→ Data provided:
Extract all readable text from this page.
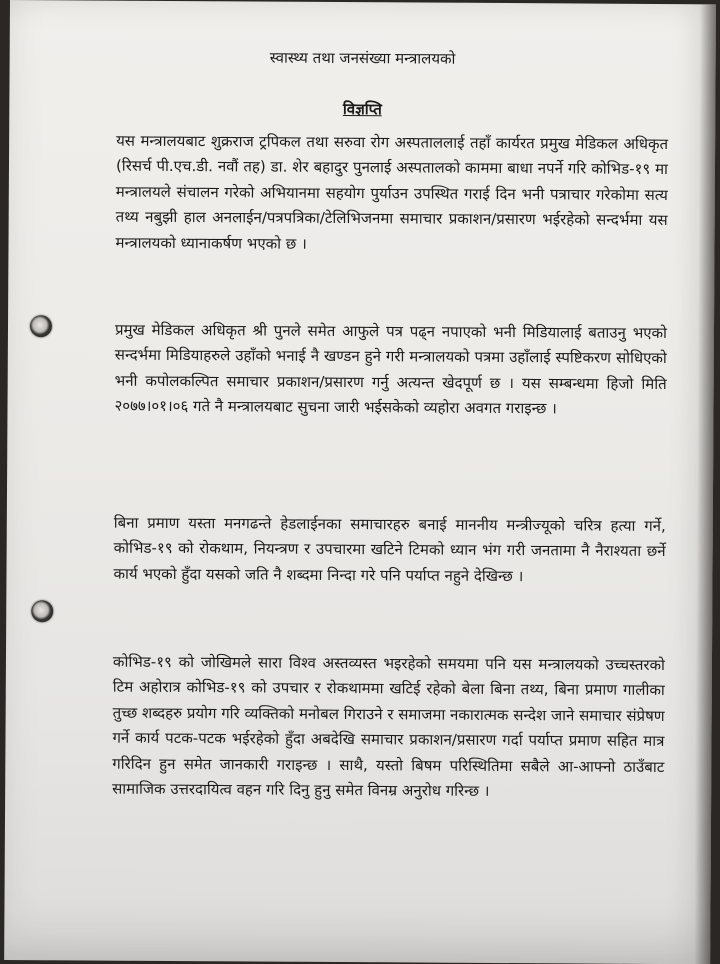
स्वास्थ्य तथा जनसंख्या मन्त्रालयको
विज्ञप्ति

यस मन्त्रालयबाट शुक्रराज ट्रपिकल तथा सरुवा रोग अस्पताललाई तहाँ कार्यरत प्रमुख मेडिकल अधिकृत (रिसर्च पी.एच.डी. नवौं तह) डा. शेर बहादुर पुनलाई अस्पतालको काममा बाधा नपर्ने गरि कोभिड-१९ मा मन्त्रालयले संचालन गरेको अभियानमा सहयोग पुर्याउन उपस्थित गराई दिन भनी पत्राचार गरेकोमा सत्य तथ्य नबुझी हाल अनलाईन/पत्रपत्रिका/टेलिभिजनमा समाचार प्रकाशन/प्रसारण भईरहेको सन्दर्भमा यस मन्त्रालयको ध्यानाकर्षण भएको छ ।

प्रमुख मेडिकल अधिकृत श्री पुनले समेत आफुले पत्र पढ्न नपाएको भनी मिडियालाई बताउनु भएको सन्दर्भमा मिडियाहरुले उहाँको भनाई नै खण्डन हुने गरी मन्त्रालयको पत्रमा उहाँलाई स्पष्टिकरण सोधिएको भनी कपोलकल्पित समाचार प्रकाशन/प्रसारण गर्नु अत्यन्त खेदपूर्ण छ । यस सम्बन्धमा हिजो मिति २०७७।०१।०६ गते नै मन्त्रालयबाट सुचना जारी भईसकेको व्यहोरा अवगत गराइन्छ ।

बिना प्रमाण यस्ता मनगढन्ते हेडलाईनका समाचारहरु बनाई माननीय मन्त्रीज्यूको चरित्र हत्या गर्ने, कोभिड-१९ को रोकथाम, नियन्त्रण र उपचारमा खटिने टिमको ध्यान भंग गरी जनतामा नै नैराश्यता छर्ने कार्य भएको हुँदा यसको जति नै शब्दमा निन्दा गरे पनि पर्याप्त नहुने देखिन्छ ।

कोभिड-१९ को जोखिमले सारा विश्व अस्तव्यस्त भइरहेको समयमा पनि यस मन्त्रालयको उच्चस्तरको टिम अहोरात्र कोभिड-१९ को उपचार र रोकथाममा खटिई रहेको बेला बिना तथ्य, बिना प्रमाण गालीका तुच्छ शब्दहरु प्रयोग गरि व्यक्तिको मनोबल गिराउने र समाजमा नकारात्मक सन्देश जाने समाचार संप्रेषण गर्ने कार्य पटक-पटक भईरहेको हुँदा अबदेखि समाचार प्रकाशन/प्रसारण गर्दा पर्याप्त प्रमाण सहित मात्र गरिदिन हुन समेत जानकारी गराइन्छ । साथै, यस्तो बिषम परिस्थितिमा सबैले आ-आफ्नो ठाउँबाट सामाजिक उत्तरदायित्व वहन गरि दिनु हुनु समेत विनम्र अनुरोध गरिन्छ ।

→ Exercise prompt: All the records above need to be given again word for word. Skip the pictures.

→ Completed exercise:
Extract all readable text from this page.
स्वास्थ्य तथा जनसंख्या मन्त्रालयको
विज्ञप्ति

यस मन्त्रालयबाट शुक्रराज ट्रपिकल तथा सरुवा रोग अस्पताललाई तहाँ कार्यरत प्रमुख मेडिकल अधिकृत (रिसर्च पी.एच.डी. नवौं तह) डा. शेर बहादुर पुनलाई अस्पतालको काममा बाधा नपर्ने गरि कोभिड-१९ मा मन्त्रालयले संचालन गरेको अभियानमा सहयोग पुर्याउन उपस्थित गराई दिन भनी पत्राचार गरेकोमा सत्य तथ्य नबुझी हाल अनलाईन/पत्रपत्रिका/टेलिभिजनमा समाचार प्रकाशन/प्रसारण भईरहेको सन्दर्भमा यस मन्त्रालयको ध्यानाकर्षण भएको छ ।

प्रमुख मेडिकल अधिकृत श्री पुनले समेत आफुले पत्र पढ्न नपाएको भनी मिडियालाई बताउनु भएको सन्दर्भमा मिडियाहरुले उहाँको भनाई नै खण्डन हुने गरी मन्त्रालयको पत्रमा उहाँलाई स्पष्टिकरण सोधिएको भनी कपोलकल्पित समाचार प्रकाशन/प्रसारण गर्नु अत्यन्त खेदपूर्ण छ । यस सम्बन्धमा हिजो मिति २०७७।०१।०६ गते नै मन्त्रालयबाट सुचना जारी भईसकेको व्यहोरा अवगत गराइन्छ ।

बिना प्रमाण यस्ता मनगढन्ते हेडलाईनका समाचारहरु बनाई माननीय मन्त्रीज्यूको चरित्र हत्या गर्ने, कोभिड-१९ को रोकथाम, नियन्त्रण र उपचारमा खटिने टिमको ध्यान भंग गरी जनतामा नै नैराश्यता छर्ने कार्य भएको हुँदा यसको जति नै शब्दमा निन्दा गरे पनि पर्याप्त नहुने देखिन्छ ।

कोभिड-१९ को जोखिमले सारा विश्व अस्तव्यस्त भइरहेको समयमा पनि यस मन्त्रालयको उच्चस्तरको टिम अहोरात्र कोभिड-१९ को उपचार र रोकथाममा खटिई रहेको बेला बिना तथ्य, बिना प्रमाण गालीका तुच्छ शब्दहरु प्रयोग गरि व्यक्तिको मनोबल गिराउने र समाजमा नकारात्मक सन्देश जाने समाचार संप्रेषण गर्ने कार्य पटक-पटक भईरहेको हुँदा अबदेखि समाचार प्रकाशन/प्रसारण गर्दा पर्याप्त प्रमाण सहित मात्र गरिदिन हुन समेत जानकारी गराइन्छ । साथै, यस्तो बिषम परिस्थितिमा सबैले आ-आफ्नो ठाउँबाट सामाजिक उत्तरदायित्व वहन गरि दिनु हुनु समेत विनम्र अनुरोध गरिन्छ ।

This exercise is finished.